Problem requirements
Select all lines holding the word "left" from the entries that follow.

Given information
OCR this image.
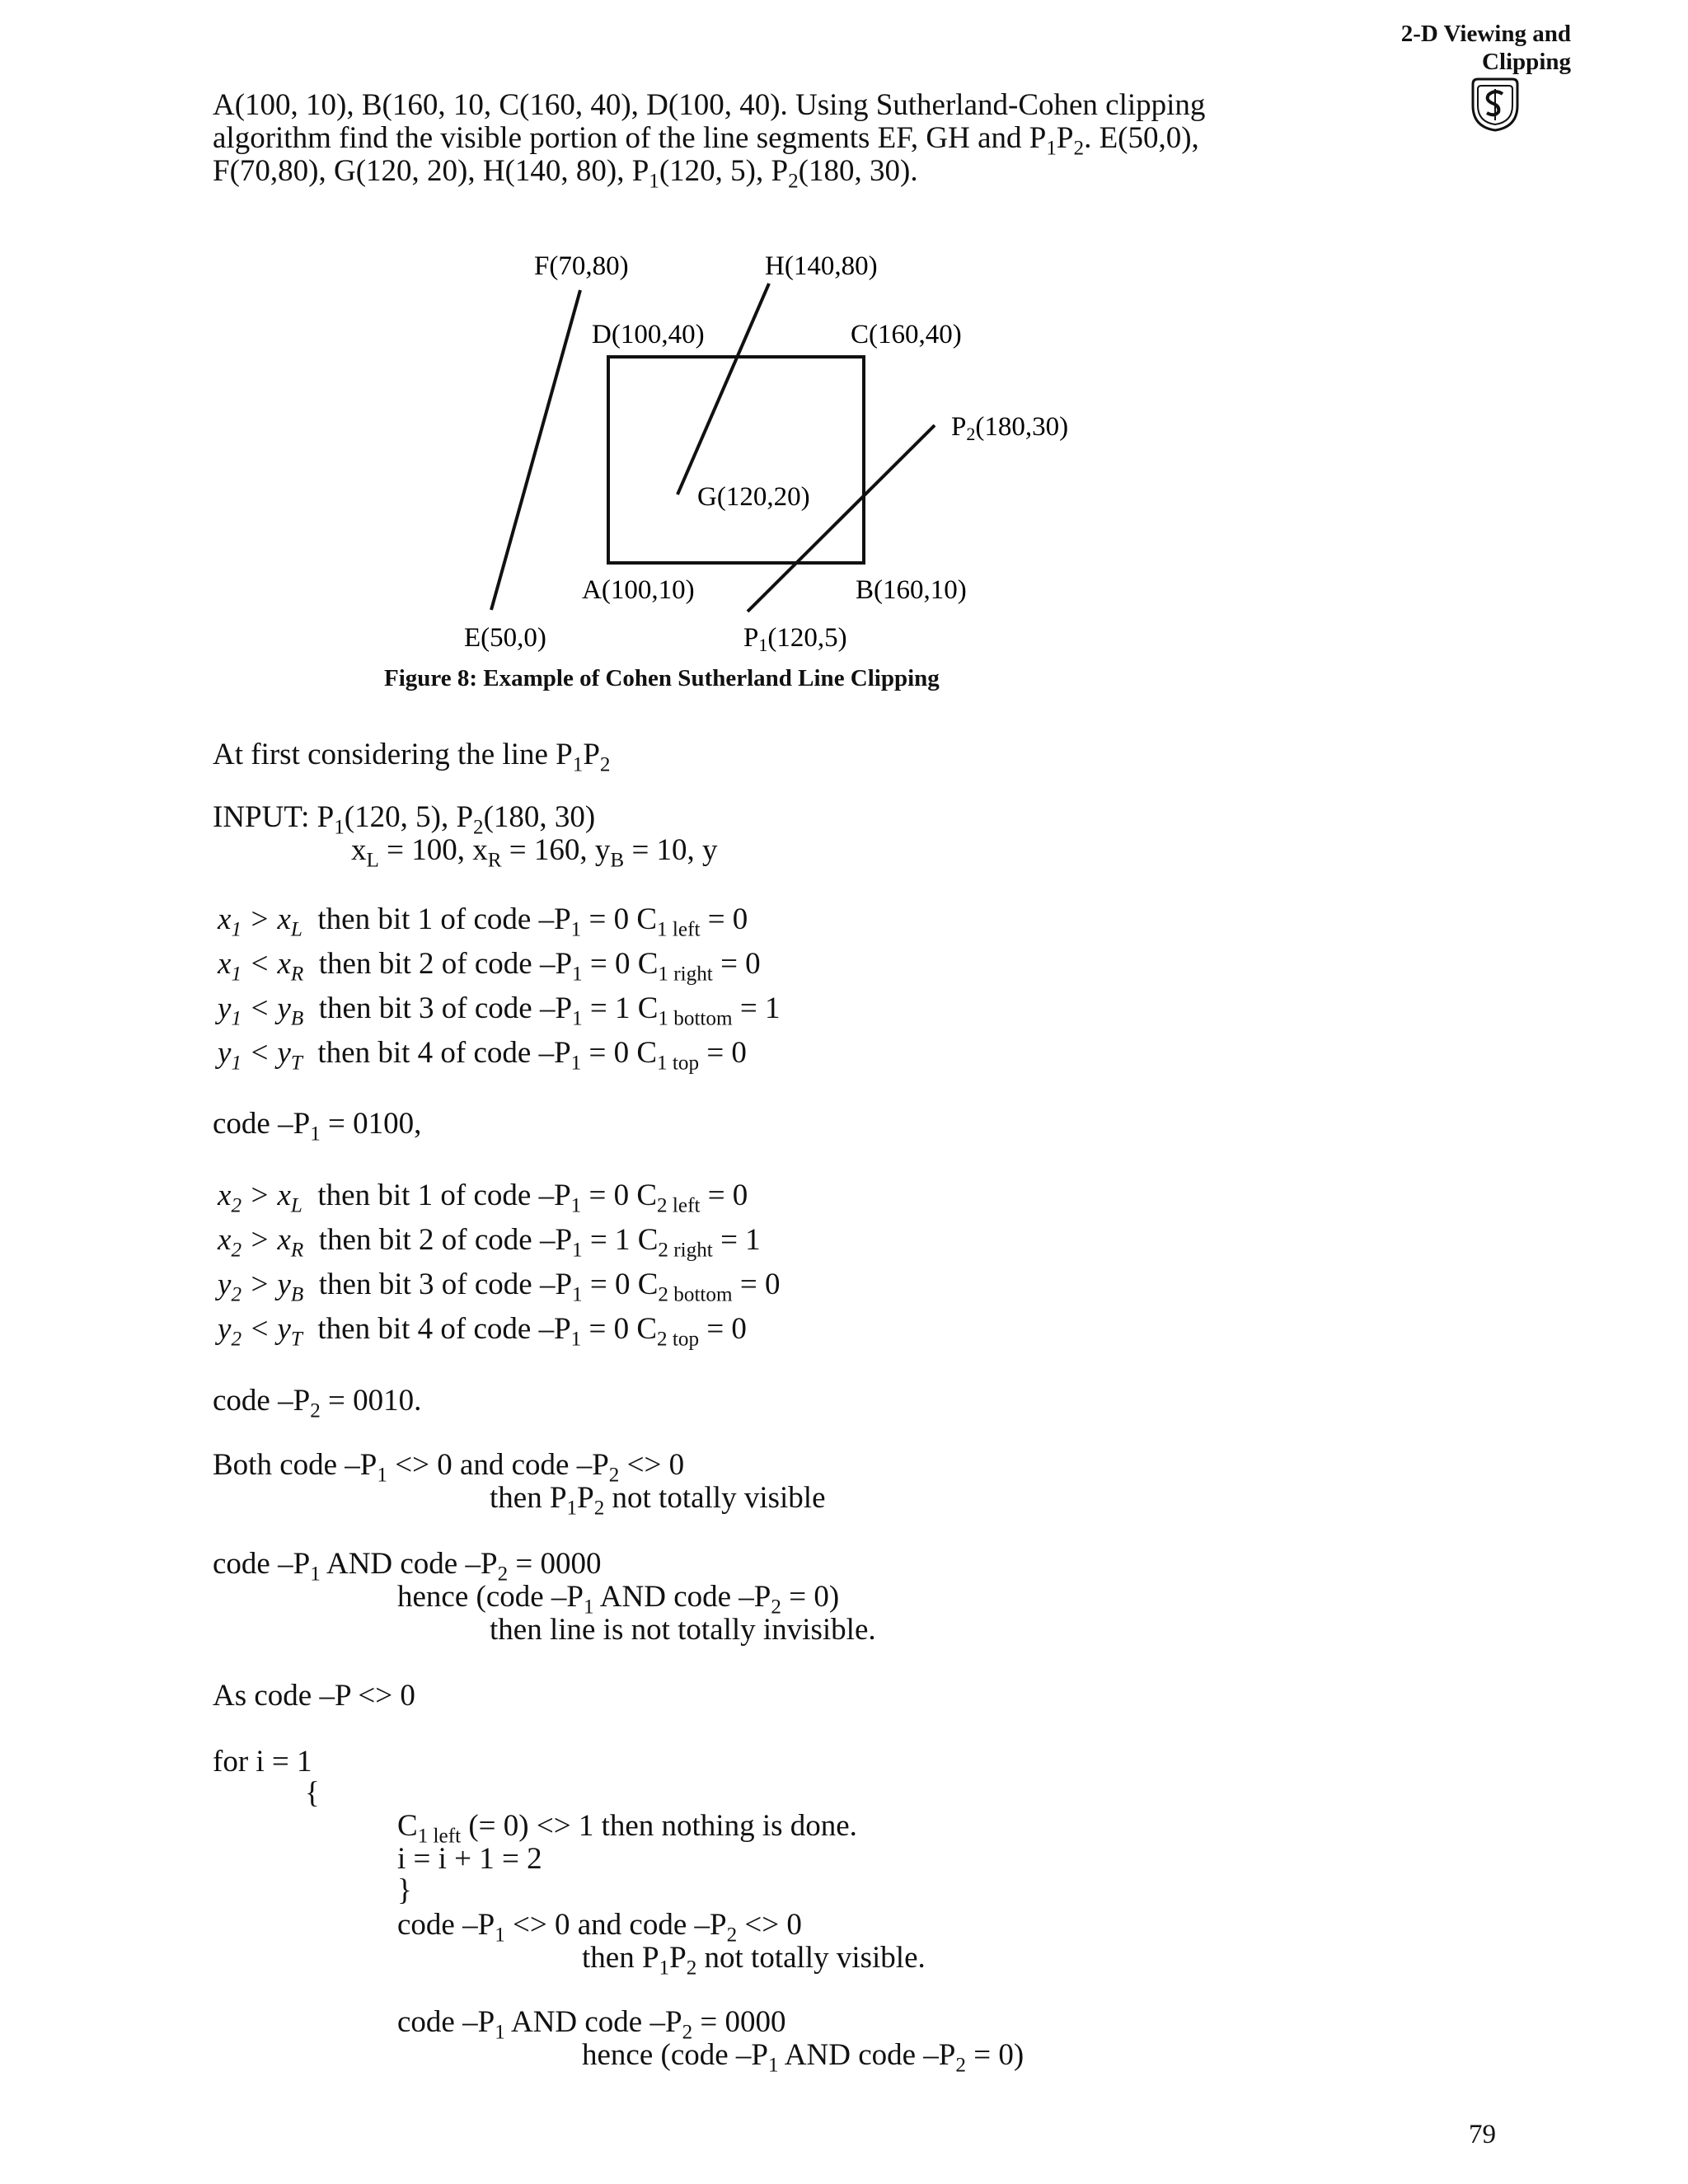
2-D Viewing and
Clipping
A(100, 10), B(160, 10, C(160, 40), D(100, 40). Using Sutherland-Cohen clipping
algorithm find the visible portion of the line segments EF, GH and $P_1P_2$. E(50,0),
F(70,80), G(120, 20), H(140, 80), $P_1(120$, 5), $P_2(180$, 30).
F(70,80)	H(140,80)
D(100,40)	C(160,40)
P2(180,30)
G(120,20)
A(100,10)	B(160,10)
E(50,0)	P1(120,5)
Figure 8: Example of Cohen Sutherland Line Clipping
At first considering the line $P_1P_2$
INPUT: $P_1(120$, 5), $P_2(180$, 30)
$x_L = 100$, $x_R = 160$, $y_B = 10$, y
$x_1 > x_L$ then bit 1 of code $-P_1 = 0$ $C_{1 left} = 0$
$x_1 < x_R$ then bit 2 of code $-P_1 = 0$ $C_{1 right} = 0$
$y_1 < y_B$ then bit 3 of code $-P_1 = 1$ $C_{1 bottom} = 1$
$y_1 < y_T$ then bit 4 of code $-P_1 = 0$ $C_{1 top} = 0$
code $-P_1 = 0100$,
$x_2 > x_L$ then bit 1 of code $-P_1 = 0$ $C_{2 left} = 0$
$x_2 > x_R$ then bit 2 of code $-P_1 = 1$ $C_{2 right} = 1$
$y_2 > y_B$ then bit 3 of code $-P_1 = 0$ $C_{2 bottom} = 0$
$y_2 < y_T$ then bit 4 of code $-P_1 = 0$ $C_{2 top} = 0$
code $-P_2 = 0010$.
Both code $-P_1 <> 0$ and code $-P_2 <> 0$
then $P_1P_2$ not totally visible
code $-P_1$ AND code $-P_2 = 0000$
hence (code $-P_1$ AND code $-P_2 = 0$)
then line is not totally invisible.
As code –P <> 0
for i = 1
{
$C_{1 left}$ (= 0) <> 1 then nothing is done.
i = i + 1 = 2
}
code $-P_1 <> 0$ and code $-P_2 <> 0$
then $P_1P_2$ not totally visible.
code $-P_1$ AND code $-P_2 = 0000$
hence (code $-P_1$ AND code $-P_2 = 0$)
79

In response
$x_1 > x_L$ then bit 1 of code $-P_1 = 0$ $C_{1 left} = 0$
$x_2 > x_L$ then bit 1 of code $-P_1 = 0$ $C_{2 left} = 0$
$C_{1 left}$ (= 0) <> 1 then nothing is done.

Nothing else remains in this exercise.